The request:
Reproduce the rows from the start through the line containing "output-overload-value [97, 632, 640, 688]", switching "weight-value" to "net-weight-value" and leaving everything else unchanged.

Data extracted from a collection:

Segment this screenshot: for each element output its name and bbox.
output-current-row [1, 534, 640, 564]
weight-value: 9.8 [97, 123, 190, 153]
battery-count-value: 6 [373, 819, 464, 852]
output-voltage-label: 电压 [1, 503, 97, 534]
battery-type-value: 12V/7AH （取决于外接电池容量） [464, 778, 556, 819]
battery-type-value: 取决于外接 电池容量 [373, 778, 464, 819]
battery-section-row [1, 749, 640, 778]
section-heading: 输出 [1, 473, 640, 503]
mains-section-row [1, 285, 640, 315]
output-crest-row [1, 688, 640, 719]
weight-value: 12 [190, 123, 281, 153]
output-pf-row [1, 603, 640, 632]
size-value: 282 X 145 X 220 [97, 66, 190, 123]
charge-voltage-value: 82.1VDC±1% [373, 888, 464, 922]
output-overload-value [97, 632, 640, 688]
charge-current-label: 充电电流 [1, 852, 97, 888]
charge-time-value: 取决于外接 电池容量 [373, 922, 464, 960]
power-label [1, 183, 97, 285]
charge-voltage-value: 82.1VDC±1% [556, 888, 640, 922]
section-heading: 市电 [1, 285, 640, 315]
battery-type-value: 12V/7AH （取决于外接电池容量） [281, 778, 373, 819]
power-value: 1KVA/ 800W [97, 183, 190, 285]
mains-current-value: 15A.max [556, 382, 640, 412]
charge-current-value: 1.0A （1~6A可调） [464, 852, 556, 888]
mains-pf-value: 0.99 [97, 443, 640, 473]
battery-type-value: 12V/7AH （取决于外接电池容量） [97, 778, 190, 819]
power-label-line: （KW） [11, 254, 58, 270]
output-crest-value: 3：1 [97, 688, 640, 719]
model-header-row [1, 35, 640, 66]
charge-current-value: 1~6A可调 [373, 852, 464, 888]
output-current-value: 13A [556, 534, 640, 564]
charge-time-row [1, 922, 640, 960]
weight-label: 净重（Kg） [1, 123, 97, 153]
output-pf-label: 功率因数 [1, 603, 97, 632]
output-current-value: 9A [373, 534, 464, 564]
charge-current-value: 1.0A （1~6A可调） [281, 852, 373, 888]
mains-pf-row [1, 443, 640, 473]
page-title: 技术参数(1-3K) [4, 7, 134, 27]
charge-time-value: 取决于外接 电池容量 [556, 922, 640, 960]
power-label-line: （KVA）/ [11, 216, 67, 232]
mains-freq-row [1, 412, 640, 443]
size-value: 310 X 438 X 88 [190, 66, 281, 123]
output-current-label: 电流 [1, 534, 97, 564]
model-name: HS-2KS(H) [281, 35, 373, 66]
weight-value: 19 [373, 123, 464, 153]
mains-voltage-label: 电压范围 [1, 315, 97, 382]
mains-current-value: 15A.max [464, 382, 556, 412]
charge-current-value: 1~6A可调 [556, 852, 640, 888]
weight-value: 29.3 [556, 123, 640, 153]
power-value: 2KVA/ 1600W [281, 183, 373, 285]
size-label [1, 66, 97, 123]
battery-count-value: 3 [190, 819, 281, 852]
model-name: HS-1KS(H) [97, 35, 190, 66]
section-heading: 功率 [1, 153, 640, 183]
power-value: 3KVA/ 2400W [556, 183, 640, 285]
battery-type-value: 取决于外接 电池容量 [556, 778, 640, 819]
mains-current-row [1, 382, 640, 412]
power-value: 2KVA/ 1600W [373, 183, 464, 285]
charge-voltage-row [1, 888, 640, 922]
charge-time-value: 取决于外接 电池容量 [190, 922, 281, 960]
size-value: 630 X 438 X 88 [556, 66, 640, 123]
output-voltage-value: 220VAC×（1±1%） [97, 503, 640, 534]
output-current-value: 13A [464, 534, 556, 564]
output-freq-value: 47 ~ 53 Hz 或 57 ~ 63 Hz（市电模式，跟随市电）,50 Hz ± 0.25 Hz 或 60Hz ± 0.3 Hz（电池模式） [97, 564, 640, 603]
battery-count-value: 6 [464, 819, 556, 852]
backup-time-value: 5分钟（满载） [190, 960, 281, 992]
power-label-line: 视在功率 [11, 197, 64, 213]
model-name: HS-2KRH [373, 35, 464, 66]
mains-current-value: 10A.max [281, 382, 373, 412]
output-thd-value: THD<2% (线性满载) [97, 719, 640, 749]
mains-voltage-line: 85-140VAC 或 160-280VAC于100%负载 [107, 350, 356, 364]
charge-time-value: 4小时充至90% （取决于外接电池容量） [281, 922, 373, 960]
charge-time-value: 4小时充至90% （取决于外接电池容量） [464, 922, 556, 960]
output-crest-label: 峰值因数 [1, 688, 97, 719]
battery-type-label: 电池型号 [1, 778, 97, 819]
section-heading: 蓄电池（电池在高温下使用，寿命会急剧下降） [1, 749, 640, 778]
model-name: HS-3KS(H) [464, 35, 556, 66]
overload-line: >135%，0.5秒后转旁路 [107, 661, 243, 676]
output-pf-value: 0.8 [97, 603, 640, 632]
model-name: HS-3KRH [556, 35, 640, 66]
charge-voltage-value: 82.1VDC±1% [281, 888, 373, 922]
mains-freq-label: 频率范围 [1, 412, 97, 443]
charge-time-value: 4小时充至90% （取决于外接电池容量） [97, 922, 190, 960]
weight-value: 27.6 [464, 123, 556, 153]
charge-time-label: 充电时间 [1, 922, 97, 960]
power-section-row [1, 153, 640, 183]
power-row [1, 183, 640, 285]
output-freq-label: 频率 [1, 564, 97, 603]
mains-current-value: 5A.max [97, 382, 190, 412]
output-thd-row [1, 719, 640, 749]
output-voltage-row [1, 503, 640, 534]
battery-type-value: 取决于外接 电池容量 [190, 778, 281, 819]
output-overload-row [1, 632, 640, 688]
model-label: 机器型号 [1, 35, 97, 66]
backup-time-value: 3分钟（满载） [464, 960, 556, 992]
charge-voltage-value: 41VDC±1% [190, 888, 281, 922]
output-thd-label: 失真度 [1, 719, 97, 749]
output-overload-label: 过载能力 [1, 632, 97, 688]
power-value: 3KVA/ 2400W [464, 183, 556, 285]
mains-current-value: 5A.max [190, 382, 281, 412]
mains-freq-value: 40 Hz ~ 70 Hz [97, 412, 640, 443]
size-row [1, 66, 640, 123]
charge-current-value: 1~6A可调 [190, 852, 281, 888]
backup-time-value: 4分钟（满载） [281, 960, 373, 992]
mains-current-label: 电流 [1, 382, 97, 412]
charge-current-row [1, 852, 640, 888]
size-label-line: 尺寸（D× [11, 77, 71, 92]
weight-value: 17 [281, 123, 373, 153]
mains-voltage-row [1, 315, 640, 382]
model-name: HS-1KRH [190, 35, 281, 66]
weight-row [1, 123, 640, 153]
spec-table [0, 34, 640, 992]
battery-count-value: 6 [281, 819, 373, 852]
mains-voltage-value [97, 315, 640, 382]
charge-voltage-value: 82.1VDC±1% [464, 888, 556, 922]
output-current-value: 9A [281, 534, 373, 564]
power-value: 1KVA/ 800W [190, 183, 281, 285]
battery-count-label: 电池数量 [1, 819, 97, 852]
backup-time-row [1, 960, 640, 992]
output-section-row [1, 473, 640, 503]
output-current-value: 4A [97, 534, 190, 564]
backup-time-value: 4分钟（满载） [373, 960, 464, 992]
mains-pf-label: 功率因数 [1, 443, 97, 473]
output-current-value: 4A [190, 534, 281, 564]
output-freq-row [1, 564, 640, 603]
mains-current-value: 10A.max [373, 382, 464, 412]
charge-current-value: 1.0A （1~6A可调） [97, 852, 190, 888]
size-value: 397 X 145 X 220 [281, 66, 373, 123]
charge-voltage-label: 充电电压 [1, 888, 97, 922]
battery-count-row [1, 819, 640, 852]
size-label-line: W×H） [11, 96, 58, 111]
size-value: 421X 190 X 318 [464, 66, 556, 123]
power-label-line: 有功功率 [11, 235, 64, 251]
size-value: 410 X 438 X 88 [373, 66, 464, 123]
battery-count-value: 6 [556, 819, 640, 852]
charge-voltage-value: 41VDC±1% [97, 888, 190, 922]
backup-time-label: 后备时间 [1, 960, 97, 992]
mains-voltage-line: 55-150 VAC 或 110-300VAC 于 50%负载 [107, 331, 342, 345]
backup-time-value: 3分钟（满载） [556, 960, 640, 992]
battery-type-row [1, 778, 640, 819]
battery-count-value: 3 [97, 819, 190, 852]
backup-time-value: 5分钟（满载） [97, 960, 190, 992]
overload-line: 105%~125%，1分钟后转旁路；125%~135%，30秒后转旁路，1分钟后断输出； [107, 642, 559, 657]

Result of the exercise:
Segment this screenshot: for each element output its name and bbox.
output-current-row [1, 534, 640, 564]
net-weight-value: 9.8 [97, 123, 190, 153]
battery-count-value: 6 [373, 819, 464, 852]
output-voltage-label: 电压 [1, 503, 97, 534]
battery-type-value: 12V/7AH （取决于外接电池容量） [464, 778, 556, 819]
battery-type-value: 取决于外接 电池容量 [373, 778, 464, 819]
battery-section-row [1, 749, 640, 778]
section-heading: 输出 [1, 473, 640, 503]
mains-section-row [1, 285, 640, 315]
output-crest-row [1, 688, 640, 719]
net-weight-value: 12 [190, 123, 281, 153]
output-pf-row [1, 603, 640, 632]
size-value: 282 X 145 X 220 [97, 66, 190, 123]
charge-voltage-value: 82.1VDC±1% [373, 888, 464, 922]
output-overload-value [97, 632, 640, 688]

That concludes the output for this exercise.